Select, from the material below, each line with "Δημοτικὸν" in it.
--- Information shown ---
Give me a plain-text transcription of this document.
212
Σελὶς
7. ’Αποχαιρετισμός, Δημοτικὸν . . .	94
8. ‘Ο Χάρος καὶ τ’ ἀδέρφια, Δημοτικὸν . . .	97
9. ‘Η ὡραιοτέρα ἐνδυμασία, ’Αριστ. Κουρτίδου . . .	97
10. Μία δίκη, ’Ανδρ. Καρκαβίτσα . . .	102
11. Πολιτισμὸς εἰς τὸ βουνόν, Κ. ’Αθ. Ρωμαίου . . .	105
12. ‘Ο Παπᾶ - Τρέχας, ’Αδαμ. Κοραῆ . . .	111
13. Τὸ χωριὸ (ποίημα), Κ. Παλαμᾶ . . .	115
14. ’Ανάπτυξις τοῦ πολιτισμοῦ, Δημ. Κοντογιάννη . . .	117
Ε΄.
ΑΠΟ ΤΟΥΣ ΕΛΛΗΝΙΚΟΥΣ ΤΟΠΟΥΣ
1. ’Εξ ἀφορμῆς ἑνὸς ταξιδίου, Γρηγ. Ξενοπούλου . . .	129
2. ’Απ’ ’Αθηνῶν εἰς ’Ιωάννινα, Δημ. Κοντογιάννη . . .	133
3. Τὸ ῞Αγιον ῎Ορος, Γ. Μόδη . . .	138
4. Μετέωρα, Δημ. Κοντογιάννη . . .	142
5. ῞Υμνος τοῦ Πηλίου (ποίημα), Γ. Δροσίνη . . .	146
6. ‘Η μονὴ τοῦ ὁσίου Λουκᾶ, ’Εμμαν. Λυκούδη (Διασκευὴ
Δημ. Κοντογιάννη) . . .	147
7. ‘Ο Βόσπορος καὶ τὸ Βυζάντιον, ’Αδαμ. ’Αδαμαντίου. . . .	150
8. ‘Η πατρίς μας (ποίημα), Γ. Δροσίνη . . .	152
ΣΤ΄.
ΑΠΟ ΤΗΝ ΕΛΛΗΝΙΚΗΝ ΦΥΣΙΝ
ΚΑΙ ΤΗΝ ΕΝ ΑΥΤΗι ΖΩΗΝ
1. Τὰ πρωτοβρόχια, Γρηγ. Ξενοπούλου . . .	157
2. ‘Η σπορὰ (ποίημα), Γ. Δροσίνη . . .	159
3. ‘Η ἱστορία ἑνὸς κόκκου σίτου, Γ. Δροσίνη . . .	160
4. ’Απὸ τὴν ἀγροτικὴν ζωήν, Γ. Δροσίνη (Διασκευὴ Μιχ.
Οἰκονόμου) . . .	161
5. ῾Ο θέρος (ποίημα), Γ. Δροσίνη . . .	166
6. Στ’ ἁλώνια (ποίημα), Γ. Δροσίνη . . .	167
---
_Task answer_:
7. ’Αποχαιρετισμός, Δημοτικὸν . . .	94
8. ‘Ο Χάρος καὶ τ’ ἀδέρφια, Δημοτικὸν . . .	97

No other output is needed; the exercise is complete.